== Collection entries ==
***

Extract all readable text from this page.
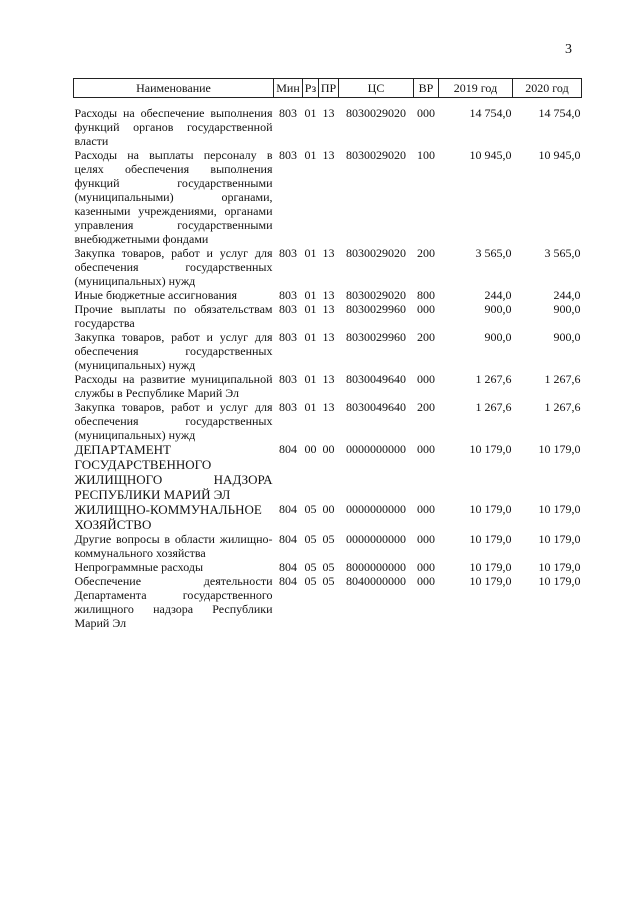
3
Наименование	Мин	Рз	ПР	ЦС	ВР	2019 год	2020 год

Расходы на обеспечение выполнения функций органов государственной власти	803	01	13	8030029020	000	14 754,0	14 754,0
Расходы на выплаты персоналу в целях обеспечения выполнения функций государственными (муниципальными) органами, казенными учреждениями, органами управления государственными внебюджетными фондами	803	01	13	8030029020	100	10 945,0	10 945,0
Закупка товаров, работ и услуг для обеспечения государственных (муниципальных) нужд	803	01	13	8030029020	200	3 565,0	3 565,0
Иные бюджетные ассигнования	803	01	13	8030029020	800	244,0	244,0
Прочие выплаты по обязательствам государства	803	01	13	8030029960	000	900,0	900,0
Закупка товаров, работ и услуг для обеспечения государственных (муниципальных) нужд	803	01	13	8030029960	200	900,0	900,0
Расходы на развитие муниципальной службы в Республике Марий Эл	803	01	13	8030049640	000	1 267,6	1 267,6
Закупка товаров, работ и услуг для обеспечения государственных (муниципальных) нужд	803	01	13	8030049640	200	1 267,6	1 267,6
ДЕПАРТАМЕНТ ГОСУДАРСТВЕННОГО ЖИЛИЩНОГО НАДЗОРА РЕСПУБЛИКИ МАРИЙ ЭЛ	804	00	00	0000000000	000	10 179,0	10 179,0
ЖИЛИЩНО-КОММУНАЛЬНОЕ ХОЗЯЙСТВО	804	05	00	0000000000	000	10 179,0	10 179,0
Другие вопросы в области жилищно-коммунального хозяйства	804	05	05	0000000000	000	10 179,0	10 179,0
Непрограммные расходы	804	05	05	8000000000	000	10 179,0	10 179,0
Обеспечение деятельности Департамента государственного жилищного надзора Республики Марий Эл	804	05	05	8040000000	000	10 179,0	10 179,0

***

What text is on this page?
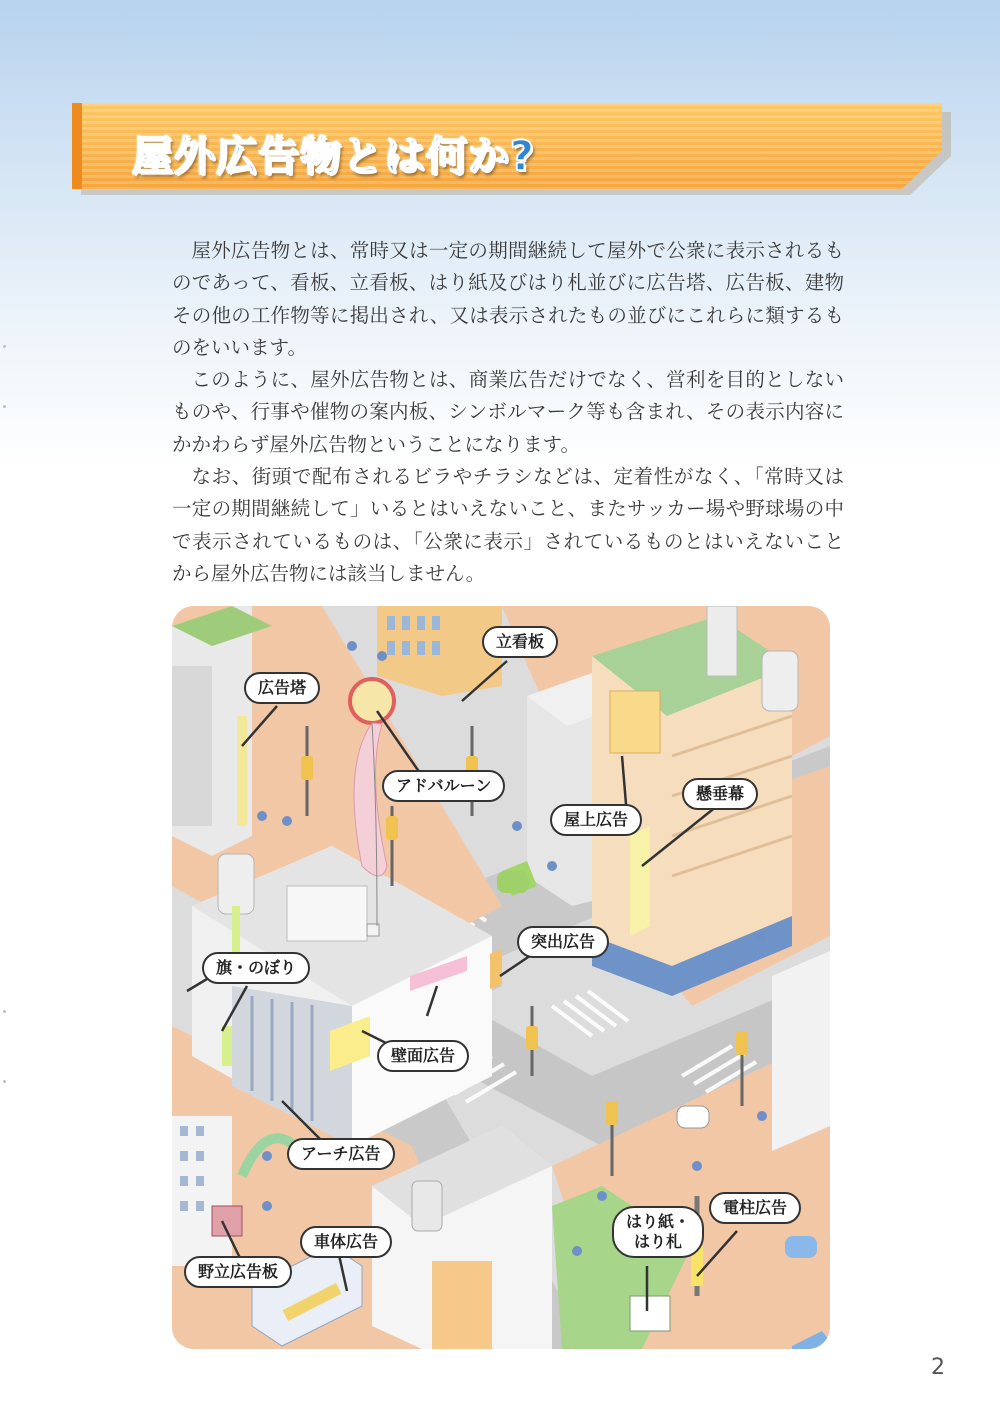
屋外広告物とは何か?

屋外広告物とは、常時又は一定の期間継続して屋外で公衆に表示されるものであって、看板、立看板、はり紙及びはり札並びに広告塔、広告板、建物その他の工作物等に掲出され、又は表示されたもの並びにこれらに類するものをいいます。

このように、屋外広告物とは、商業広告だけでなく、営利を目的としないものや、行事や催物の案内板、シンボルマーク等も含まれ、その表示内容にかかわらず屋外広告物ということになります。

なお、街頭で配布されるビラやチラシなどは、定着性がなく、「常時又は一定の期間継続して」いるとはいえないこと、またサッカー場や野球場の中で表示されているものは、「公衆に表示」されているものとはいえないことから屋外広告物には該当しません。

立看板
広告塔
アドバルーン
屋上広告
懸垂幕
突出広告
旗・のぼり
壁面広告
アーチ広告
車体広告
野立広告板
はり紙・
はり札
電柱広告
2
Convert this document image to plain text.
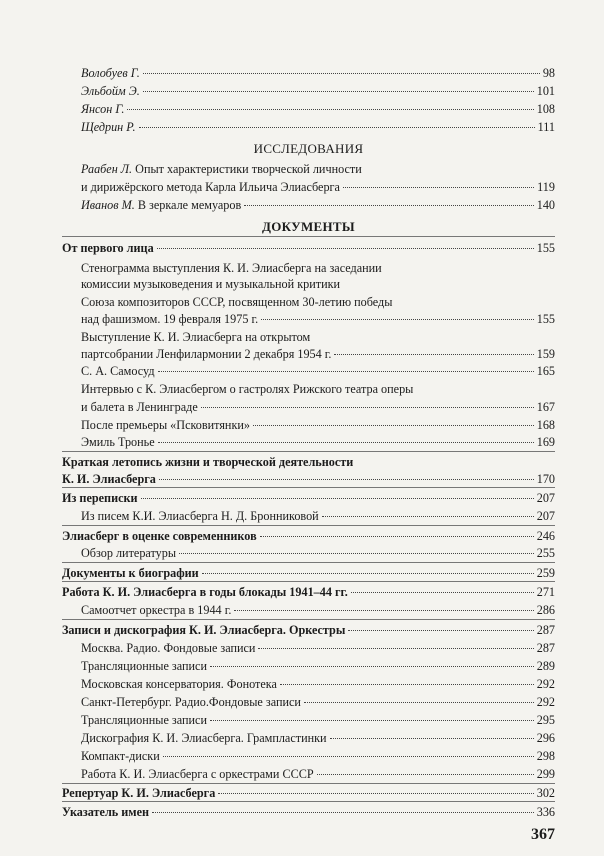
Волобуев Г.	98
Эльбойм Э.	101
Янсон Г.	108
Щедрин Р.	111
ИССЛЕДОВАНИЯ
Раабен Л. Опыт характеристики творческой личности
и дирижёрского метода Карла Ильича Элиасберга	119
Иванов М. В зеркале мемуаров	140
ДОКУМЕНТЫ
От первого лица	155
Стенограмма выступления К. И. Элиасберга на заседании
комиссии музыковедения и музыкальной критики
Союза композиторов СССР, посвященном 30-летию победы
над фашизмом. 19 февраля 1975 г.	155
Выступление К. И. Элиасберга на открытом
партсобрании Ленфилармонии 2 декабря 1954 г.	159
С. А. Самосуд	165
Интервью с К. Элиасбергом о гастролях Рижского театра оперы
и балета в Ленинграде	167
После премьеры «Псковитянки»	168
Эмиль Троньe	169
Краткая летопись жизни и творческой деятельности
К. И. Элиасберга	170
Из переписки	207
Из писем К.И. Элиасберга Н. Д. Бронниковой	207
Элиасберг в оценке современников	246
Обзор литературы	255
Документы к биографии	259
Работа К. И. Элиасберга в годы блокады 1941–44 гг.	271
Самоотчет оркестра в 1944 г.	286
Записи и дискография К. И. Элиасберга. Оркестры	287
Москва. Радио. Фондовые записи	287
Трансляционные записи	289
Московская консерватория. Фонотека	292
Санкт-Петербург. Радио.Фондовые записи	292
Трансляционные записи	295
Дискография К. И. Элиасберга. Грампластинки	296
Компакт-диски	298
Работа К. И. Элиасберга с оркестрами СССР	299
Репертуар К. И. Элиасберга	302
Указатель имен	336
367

***

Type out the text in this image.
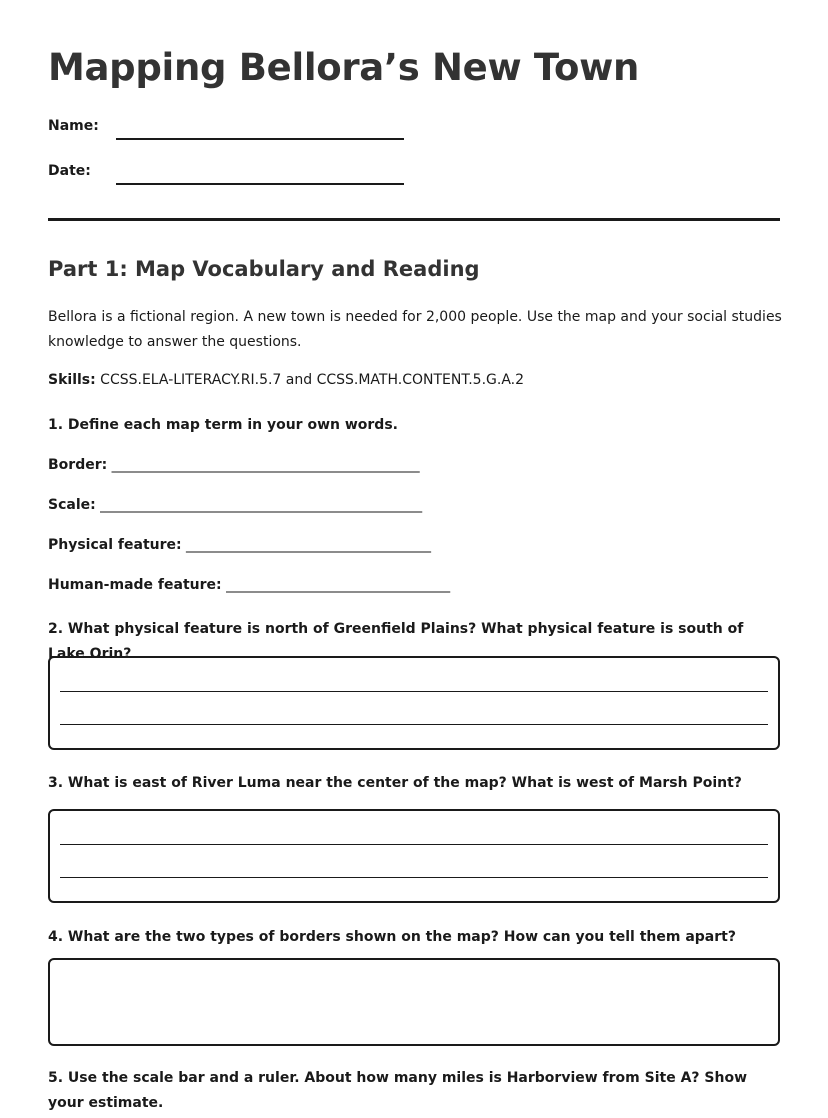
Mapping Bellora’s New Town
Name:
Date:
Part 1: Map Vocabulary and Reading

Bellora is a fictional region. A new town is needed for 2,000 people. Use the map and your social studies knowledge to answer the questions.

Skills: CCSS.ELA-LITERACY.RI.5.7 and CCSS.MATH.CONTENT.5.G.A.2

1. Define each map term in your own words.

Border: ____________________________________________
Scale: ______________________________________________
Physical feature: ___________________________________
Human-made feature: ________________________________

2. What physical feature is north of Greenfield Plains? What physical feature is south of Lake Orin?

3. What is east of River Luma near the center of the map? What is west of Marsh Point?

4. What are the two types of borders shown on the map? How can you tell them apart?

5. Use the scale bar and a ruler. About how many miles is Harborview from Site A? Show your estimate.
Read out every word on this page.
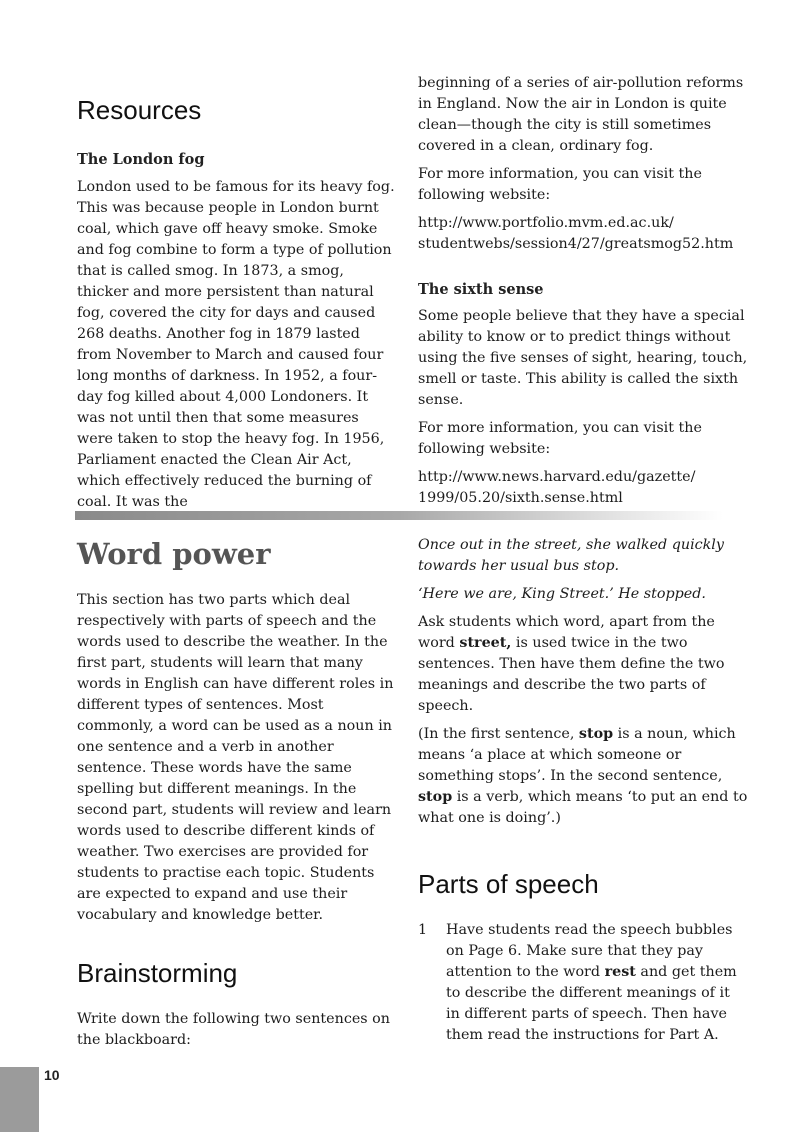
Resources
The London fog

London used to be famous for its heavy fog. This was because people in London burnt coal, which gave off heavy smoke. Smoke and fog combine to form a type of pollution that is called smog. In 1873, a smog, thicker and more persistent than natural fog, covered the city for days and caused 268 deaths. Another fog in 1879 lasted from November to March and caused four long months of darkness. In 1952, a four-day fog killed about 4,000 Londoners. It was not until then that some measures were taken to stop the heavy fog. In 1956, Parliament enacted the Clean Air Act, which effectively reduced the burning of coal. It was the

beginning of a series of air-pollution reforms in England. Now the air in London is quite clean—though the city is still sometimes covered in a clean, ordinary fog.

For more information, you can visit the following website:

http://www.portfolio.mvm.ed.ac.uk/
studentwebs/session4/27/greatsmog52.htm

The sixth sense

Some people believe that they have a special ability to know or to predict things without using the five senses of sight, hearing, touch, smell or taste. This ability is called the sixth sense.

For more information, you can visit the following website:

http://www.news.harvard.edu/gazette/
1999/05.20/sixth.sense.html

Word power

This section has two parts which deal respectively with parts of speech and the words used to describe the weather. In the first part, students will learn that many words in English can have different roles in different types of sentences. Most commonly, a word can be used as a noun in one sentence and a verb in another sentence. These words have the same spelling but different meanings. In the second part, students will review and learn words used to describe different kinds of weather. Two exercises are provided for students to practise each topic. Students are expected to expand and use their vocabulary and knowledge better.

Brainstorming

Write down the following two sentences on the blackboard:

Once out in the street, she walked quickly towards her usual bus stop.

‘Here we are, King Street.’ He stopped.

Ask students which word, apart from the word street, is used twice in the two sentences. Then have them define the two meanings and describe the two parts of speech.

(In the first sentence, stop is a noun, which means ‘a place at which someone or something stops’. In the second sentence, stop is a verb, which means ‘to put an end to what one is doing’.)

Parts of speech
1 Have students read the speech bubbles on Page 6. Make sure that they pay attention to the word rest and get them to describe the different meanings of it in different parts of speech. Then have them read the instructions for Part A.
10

***

== Given exercise ==
Return every line containing "sixth".

== Task output ==
The sixth sense
Some people believe that they have a special ability to know or to predict things without using the five senses of sight, hearing, touch, smell or taste. This ability is called the sixth sense.
1999/05.20/sixth.sense.html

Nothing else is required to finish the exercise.